Find the lines with the string "контроля" and return them.

----- Information given

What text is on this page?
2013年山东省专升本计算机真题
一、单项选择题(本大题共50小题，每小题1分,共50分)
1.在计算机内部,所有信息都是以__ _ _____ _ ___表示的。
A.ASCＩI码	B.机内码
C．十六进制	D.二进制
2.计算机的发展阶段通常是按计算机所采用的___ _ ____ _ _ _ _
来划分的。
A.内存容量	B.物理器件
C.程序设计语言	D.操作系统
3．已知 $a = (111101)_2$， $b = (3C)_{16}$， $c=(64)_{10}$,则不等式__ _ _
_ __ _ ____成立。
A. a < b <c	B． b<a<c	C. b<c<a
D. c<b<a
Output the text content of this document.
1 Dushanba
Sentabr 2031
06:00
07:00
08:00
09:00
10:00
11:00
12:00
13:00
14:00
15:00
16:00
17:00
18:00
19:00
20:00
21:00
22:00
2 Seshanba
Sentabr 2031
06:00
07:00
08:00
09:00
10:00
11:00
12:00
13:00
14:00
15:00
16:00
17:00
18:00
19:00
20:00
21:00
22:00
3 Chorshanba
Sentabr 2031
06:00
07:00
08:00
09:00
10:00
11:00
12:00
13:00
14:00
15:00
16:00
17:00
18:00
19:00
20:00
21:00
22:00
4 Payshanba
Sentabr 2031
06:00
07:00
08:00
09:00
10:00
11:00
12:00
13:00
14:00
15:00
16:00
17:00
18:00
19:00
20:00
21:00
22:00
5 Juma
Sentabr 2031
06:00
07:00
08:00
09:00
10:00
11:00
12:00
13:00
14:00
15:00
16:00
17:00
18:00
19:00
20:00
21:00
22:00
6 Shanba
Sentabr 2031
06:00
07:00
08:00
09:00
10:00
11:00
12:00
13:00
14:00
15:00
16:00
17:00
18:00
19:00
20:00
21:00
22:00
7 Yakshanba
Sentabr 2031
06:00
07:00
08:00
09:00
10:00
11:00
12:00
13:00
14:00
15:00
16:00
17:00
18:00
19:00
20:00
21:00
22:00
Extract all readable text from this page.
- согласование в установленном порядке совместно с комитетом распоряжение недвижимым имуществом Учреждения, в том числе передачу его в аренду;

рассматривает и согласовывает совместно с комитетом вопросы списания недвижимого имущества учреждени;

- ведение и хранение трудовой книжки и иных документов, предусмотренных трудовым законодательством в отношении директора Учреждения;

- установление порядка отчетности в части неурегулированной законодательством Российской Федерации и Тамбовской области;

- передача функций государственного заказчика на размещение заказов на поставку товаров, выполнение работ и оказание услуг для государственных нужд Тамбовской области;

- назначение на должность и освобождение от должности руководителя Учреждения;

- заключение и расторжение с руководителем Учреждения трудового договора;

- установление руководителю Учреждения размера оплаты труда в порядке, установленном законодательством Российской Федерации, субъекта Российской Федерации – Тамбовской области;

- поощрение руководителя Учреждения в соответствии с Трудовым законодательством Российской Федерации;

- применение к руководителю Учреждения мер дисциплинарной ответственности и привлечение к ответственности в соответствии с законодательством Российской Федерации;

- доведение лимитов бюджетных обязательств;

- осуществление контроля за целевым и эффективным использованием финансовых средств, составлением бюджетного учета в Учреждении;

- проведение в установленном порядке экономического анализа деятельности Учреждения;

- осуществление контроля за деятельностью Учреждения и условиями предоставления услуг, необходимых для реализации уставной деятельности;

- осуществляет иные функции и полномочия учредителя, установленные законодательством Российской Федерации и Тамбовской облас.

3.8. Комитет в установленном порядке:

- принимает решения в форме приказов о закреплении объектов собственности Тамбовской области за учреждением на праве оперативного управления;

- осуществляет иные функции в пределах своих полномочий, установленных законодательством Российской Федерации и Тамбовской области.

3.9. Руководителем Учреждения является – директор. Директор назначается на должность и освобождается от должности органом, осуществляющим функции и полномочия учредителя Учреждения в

----------

Answer to this exercise:
- осуществление контроля за целевым и эффективным использованием финансовых средств, составлением бюджетного учета в Учреждении;
- осуществление контроля за деятельностью Учреждения и условиями предоставления услуг, необходимых для реализации уставной деятельности;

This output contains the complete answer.